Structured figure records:
* Begin *

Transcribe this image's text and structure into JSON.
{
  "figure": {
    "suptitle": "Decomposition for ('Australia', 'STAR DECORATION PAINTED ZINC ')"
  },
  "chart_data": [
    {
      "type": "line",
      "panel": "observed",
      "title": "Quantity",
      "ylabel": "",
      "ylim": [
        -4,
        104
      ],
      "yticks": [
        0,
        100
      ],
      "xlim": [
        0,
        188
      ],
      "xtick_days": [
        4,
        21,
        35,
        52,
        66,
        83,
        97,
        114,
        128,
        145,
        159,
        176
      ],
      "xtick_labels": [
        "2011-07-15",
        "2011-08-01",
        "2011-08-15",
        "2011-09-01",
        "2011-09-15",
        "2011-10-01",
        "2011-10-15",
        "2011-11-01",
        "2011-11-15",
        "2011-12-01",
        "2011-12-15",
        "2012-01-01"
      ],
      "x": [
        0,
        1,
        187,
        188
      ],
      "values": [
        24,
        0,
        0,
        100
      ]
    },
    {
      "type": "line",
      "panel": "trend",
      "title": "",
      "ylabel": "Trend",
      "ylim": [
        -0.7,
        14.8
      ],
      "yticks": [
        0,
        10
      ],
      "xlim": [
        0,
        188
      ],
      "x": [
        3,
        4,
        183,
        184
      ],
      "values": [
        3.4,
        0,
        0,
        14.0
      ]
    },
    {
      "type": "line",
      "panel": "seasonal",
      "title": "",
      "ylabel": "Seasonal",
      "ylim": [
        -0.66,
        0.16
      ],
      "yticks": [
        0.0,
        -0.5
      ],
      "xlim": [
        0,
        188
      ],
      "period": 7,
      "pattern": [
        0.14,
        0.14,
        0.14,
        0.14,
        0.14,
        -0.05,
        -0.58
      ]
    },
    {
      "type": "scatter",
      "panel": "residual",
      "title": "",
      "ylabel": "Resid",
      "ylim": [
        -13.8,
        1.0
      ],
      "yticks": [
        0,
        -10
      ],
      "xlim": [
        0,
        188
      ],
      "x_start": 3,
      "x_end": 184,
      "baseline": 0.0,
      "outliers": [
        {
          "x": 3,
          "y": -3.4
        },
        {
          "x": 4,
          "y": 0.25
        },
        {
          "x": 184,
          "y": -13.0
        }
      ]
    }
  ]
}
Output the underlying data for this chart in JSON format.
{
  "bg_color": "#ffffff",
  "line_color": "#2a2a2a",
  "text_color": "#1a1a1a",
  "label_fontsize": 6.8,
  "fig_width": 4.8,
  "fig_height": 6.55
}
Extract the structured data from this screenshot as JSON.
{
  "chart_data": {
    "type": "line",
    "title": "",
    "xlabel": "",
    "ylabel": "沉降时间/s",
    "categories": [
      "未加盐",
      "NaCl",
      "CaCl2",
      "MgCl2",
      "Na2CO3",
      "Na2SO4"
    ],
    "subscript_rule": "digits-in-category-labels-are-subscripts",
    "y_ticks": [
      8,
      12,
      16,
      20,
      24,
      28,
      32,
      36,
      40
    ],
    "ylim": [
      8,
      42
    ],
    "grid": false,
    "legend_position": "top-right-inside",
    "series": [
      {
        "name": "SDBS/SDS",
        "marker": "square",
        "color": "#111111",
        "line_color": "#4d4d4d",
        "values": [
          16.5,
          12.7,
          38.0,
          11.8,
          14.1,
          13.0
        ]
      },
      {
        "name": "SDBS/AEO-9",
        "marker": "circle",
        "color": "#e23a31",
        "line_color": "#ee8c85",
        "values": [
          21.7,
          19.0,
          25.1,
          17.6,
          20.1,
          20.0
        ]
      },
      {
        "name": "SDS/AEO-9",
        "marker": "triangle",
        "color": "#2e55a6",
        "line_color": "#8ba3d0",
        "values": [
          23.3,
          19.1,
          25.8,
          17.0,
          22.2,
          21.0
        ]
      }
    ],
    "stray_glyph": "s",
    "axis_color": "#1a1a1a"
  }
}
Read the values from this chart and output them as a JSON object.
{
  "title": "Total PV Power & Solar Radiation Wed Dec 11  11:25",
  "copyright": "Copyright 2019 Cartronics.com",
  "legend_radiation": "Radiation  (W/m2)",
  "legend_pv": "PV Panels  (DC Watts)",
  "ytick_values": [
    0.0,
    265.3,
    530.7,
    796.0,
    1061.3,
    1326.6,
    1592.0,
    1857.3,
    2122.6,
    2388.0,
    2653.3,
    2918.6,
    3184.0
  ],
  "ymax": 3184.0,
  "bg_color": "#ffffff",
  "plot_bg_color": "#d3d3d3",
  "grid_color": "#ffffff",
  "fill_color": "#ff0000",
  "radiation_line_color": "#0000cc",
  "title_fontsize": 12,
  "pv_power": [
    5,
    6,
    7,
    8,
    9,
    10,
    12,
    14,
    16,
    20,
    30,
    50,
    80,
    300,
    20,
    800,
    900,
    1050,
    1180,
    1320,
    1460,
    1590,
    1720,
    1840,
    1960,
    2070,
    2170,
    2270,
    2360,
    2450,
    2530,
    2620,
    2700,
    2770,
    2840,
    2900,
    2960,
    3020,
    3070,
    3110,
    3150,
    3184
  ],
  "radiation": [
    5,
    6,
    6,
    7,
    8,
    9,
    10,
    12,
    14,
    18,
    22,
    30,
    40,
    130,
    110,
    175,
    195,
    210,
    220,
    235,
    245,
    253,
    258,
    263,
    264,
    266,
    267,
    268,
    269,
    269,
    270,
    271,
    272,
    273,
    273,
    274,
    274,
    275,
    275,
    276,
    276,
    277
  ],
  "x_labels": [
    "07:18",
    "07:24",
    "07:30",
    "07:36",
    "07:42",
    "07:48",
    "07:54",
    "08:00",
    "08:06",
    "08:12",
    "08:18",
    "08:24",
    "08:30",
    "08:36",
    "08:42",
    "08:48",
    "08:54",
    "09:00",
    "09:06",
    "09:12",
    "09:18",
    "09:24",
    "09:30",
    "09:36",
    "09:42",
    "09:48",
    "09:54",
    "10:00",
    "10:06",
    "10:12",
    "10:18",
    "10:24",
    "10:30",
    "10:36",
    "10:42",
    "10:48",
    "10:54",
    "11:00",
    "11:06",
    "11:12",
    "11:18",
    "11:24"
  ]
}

* End *

INSTRUCTIONS TO FOLLOW | Quote the entire listing above exactly.

ANSWER BELOW |
Transcribe this image's text and structure into JSON.
{
  "figure": {
    "suptitle": "Decomposition for ('Australia', 'STAR DECORATION PAINTED ZINC ')"
  },
  "chart_data": [
    {
      "type": "line",
      "panel": "observed",
      "title": "Quantity",
      "ylabel": "",
      "ylim": [
        -4,
        104
      ],
      "yticks": [
        0,
        100
      ],
      "xlim": [
        0,
        188
      ],
      "xtick_days": [
        4,
        21,
        35,
        52,
        66,
        83,
        97,
        114,
        128,
        145,
        159,
        176
      ],
      "xtick_labels": [
        "2011-07-15",
        "2011-08-01",
        "2011-08-15",
        "2011-09-01",
        "2011-09-15",
        "2011-10-01",
        "2011-10-15",
        "2011-11-01",
        "2011-11-15",
        "2011-12-01",
        "2011-12-15",
        "2012-01-01"
      ],
      "x": [
        0,
        1,
        187,
        188
      ],
      "values": [
        24,
        0,
        0,
        100
      ]
    },
    {
      "type": "line",
      "panel": "trend",
      "title": "",
      "ylabel": "Trend",
      "ylim": [
        -0.7,
        14.8
      ],
      "yticks": [
        0,
        10
      ],
      "xlim": [
        0,
        188
      ],
      "x": [
        3,
        4,
        183,
        184
      ],
      "values": [
        3.4,
        0,
        0,
        14.0
      ]
    },
    {
      "type": "line",
      "panel": "seasonal",
      "title": "",
      "ylabel": "Seasonal",
      "ylim": [
        -0.66,
        0.16
      ],
      "yticks": [
        0.0,
        -0.5
      ],
      "xlim": [
        0,
        188
      ],
      "period": 7,
      "pattern": [
        0.14,
        0.14,
        0.14,
        0.14,
        0.14,
        -0.05,
        -0.58
      ]
    },
    {
      "type": "scatter",
      "panel": "residual",
      "title": "",
      "ylabel": "Resid",
      "ylim": [
        -13.8,
        1.0
      ],
      "yticks": [
        0,
        -10
      ],
      "xlim": [
        0,
        188
      ],
      "x_start": 3,
      "x_end": 184,
      "baseline": 0.0,
      "outliers": [
        {
          "x": 3,
          "y": -3.4
        },
        {
          "x": 4,
          "y": 0.25
        },
        {
          "x": 184,
          "y": -13.0
        }
      ]
    }
  ]
}
Output the underlying data for this chart in JSON format.
{
  "bg_color": "#ffffff",
  "line_color": "#2a2a2a",
  "text_color": "#1a1a1a",
  "label_fontsize": 6.8,
  "fig_width": 4.8,
  "fig_height": 6.55
}
Extract the structured data from this screenshot as JSON.
{
  "chart_data": {
    "type": "line",
    "title": "",
    "xlabel": "",
    "ylabel": "沉降时间/s",
    "categories": [
      "未加盐",
      "NaCl",
      "CaCl2",
      "MgCl2",
      "Na2CO3",
      "Na2SO4"
    ],
    "subscript_rule": "digits-in-category-labels-are-subscripts",
    "y_ticks": [
      8,
      12,
      16,
      20,
      24,
      28,
      32,
      36,
      40
    ],
    "ylim": [
      8,
      42
    ],
    "grid": false,
    "legend_position": "top-right-inside",
    "series": [
      {
        "name": "SDBS/SDS",
        "marker": "square",
        "color": "#111111",
        "line_color": "#4d4d4d",
        "values": [
          16.5,
          12.7,
          38.0,
          11.8,
          14.1,
          13.0
        ]
      },
      {
        "name": "SDBS/AEO-9",
        "marker": "circle",
        "color": "#e23a31",
        "line_color": "#ee8c85",
        "values": [
          21.7,
          19.0,
          25.1,
          17.6,
          20.1,
          20.0
        ]
      },
      {
        "name": "SDS/AEO-9",
        "marker": "triangle",
        "color": "#2e55a6",
        "line_color": "#8ba3d0",
        "values": [
          23.3,
          19.1,
          25.8,
          17.0,
          22.2,
          21.0
        ]
      }
    ],
    "stray_glyph": "s",
    "axis_color": "#1a1a1a"
  }
}
Read the values from this chart and output them as a JSON object.
{
  "title": "Total PV Power & Solar Radiation Wed Dec 11  11:25",
  "copyright": "Copyright 2019 Cartronics.com",
  "legend_radiation": "Radiation  (W/m2)",
  "legend_pv": "PV Panels  (DC Watts)",
  "ytick_values": [
    0.0,
    265.3,
    530.7,
    796.0,
    1061.3,
    1326.6,
    1592.0,
    1857.3,
    2122.6,
    2388.0,
    2653.3,
    2918.6,
    3184.0
  ],
  "ymax": 3184.0,
  "bg_color": "#ffffff",
  "plot_bg_color": "#d3d3d3",
  "grid_color": "#ffffff",
  "fill_color": "#ff0000",
  "radiation_line_color": "#0000cc",
  "title_fontsize": 12,
  "pv_power": [
    5,
    6,
    7,
    8,
    9,
    10,
    12,
    14,
    16,
    20,
    30,
    50,
    80,
    300,
    20,
    800,
    900,
    1050,
    1180,
    1320,
    1460,
    1590,
    1720,
    1840,
    1960,
    2070,
    2170,
    2270,
    2360,
    2450,
    2530,
    2620,
    2700,
    2770,
    2840,
    2900,
    2960,
    3020,
    3070,
    3110,
    3150,
    3184
  ],
  "radiation": [
    5,
    6,
    6,
    7,
    8,
    9,
    10,
    12,
    14,
    18,
    22,
    30,
    40,
    130,
    110,
    175,
    195,
    210,
    220,
    235,
    245,
    253,
    258,
    263,
    264,
    266,
    267,
    268,
    269,
    269,
    270,
    271,
    272,
    273,
    273,
    274,
    274,
    275,
    275,
    276,
    276,
    277
  ],
  "x_labels": [
    "07:18",
    "07:24",
    "07:30",
    "07:36",
    "07:42",
    "07:48",
    "07:54",
    "08:00",
    "08:06",
    "08:12",
    "08:18",
    "08:24",
    "08:30",
    "08:36",
    "08:42",
    "08:48",
    "08:54",
    "09:00",
    "09:06",
    "09:12",
    "09:18",
    "09:24",
    "09:30",
    "09:36",
    "09:42",
    "09:48",
    "09:54",
    "10:00",
    "10:06",
    "10:12",
    "10:18",
    "10:24",
    "10:30",
    "10:36",
    "10:42",
    "10:48",
    "10:54",
    "11:00",
    "11:06",
    "11:12",
    "11:18",
    "11:24"
  ]
}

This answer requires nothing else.